What you are asked to do
What is the count of lines that hold the word "document"? Give only the number.

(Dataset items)
-=-=-

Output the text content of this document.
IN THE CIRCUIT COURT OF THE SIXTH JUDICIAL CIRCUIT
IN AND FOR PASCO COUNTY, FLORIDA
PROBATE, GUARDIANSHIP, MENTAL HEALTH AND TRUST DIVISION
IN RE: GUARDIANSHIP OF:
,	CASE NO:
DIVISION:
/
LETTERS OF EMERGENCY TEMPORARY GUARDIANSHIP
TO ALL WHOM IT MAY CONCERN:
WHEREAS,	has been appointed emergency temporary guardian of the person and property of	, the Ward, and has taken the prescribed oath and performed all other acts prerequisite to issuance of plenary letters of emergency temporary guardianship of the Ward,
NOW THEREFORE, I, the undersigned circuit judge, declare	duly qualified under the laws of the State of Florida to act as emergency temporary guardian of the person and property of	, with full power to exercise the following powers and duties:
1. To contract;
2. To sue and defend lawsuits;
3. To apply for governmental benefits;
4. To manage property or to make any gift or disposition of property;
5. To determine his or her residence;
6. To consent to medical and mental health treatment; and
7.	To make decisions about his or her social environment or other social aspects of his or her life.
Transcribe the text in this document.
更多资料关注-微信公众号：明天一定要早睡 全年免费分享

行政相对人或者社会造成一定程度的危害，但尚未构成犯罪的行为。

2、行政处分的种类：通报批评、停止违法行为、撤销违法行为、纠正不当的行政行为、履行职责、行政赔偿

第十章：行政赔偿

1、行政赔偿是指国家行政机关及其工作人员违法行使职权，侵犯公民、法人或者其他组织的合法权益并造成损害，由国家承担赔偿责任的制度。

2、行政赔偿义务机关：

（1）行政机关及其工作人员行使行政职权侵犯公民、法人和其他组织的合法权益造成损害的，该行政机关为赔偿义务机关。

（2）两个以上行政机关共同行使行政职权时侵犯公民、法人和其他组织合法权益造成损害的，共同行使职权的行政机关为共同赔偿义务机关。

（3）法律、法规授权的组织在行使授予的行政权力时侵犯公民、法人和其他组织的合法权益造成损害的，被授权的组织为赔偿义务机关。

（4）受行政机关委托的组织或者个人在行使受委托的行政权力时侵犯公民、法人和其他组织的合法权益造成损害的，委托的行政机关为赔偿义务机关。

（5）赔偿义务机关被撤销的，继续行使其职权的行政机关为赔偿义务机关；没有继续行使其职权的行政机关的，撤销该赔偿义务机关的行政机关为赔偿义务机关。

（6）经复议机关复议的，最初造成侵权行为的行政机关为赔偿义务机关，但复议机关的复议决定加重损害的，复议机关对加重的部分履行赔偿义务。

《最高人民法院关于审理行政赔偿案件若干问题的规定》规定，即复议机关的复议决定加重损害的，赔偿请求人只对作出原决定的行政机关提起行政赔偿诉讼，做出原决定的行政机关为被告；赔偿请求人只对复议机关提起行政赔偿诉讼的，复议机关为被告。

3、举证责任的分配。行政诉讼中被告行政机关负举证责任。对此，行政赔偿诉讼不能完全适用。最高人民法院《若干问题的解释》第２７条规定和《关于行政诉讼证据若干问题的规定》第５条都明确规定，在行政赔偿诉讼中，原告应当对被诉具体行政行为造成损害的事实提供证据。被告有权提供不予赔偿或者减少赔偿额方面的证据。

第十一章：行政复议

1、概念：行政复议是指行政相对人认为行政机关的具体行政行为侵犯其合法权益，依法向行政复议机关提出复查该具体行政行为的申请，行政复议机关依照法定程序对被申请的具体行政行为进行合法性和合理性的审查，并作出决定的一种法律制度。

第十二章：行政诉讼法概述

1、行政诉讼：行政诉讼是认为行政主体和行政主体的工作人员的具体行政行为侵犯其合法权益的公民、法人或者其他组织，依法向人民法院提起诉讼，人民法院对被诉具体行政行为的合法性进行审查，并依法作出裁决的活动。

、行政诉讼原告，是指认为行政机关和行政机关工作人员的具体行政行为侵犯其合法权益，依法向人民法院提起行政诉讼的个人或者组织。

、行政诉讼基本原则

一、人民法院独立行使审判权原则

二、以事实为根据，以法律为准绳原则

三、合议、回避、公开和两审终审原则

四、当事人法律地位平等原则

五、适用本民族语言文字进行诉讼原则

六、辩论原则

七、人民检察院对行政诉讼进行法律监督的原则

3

-=-=-

Written response
2